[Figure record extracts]
⁂

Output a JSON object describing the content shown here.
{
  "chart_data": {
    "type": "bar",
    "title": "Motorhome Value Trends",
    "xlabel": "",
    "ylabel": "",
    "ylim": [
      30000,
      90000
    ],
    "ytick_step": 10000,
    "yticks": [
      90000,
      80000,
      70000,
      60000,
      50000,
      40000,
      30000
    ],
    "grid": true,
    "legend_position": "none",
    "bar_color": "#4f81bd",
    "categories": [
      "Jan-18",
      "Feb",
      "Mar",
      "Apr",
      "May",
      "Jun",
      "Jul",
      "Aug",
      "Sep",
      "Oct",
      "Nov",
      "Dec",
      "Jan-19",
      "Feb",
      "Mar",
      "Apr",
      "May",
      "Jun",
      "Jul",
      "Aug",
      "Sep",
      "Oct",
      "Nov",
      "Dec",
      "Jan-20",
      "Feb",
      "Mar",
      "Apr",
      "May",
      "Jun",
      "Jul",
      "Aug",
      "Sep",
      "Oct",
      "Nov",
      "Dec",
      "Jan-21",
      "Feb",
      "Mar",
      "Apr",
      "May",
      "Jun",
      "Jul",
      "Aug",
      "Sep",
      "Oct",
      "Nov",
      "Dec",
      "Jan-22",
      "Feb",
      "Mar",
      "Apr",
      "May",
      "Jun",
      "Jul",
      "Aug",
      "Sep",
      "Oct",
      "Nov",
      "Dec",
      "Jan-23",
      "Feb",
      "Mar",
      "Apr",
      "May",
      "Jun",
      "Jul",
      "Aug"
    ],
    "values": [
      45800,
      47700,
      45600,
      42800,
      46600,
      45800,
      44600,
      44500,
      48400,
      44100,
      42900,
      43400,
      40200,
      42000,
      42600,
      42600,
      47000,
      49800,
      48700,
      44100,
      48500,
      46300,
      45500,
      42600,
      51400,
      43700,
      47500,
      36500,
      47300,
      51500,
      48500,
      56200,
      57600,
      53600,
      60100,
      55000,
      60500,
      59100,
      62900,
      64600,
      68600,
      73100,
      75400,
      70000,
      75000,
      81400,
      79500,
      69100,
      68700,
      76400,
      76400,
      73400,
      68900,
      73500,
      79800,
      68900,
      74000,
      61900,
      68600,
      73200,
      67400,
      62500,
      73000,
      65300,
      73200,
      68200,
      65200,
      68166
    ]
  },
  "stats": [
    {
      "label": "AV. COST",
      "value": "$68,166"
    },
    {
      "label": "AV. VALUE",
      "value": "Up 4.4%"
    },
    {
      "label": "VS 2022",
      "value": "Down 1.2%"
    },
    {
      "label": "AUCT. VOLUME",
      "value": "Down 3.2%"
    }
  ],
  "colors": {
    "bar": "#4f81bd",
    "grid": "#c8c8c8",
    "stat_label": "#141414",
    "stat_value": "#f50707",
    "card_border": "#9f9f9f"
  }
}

⁂

**Given request**
Reproduce all data above, unchanged.

**Written answer**
Output a JSON object describing the content shown here.
{
  "chart_data": {
    "type": "bar",
    "title": "Motorhome Value Trends",
    "xlabel": "",
    "ylabel": "",
    "ylim": [
      30000,
      90000
    ],
    "ytick_step": 10000,
    "yticks": [
      90000,
      80000,
      70000,
      60000,
      50000,
      40000,
      30000
    ],
    "grid": true,
    "legend_position": "none",
    "bar_color": "#4f81bd",
    "categories": [
      "Jan-18",
      "Feb",
      "Mar",
      "Apr",
      "May",
      "Jun",
      "Jul",
      "Aug",
      "Sep",
      "Oct",
      "Nov",
      "Dec",
      "Jan-19",
      "Feb",
      "Mar",
      "Apr",
      "May",
      "Jun",
      "Jul",
      "Aug",
      "Sep",
      "Oct",
      "Nov",
      "Dec",
      "Jan-20",
      "Feb",
      "Mar",
      "Apr",
      "May",
      "Jun",
      "Jul",
      "Aug",
      "Sep",
      "Oct",
      "Nov",
      "Dec",
      "Jan-21",
      "Feb",
      "Mar",
      "Apr",
      "May",
      "Jun",
      "Jul",
      "Aug",
      "Sep",
      "Oct",
      "Nov",
      "Dec",
      "Jan-22",
      "Feb",
      "Mar",
      "Apr",
      "May",
      "Jun",
      "Jul",
      "Aug",
      "Sep",
      "Oct",
      "Nov",
      "Dec",
      "Jan-23",
      "Feb",
      "Mar",
      "Apr",
      "May",
      "Jun",
      "Jul",
      "Aug"
    ],
    "values": [
      45800,
      47700,
      45600,
      42800,
      46600,
      45800,
      44600,
      44500,
      48400,
      44100,
      42900,
      43400,
      40200,
      42000,
      42600,
      42600,
      47000,
      49800,
      48700,
      44100,
      48500,
      46300,
      45500,
      42600,
      51400,
      43700,
      47500,
      36500,
      47300,
      51500,
      48500,
      56200,
      57600,
      53600,
      60100,
      55000,
      60500,
      59100,
      62900,
      64600,
      68600,
      73100,
      75400,
      70000,
      75000,
      81400,
      79500,
      69100,
      68700,
      76400,
      76400,
      73400,
      68900,
      73500,
      79800,
      68900,
      74000,
      61900,
      68600,
      73200,
      67400,
      62500,
      73000,
      65300,
      73200,
      68200,
      65200,
      68166
    ]
  },
  "stats": [
    {
      "label": "AV. COST",
      "value": "$68,166"
    },
    {
      "label": "AV. VALUE",
      "value": "Up 4.4%"
    },
    {
      "label": "VS 2022",
      "value": "Down 1.2%"
    },
    {
      "label": "AUCT. VOLUME",
      "value": "Down 3.2%"
    }
  ],
  "colors": {
    "bar": "#4f81bd",
    "grid": "#c8c8c8",
    "stat_label": "#141414",
    "stat_value": "#f50707",
    "card_border": "#9f9f9f"
  }
}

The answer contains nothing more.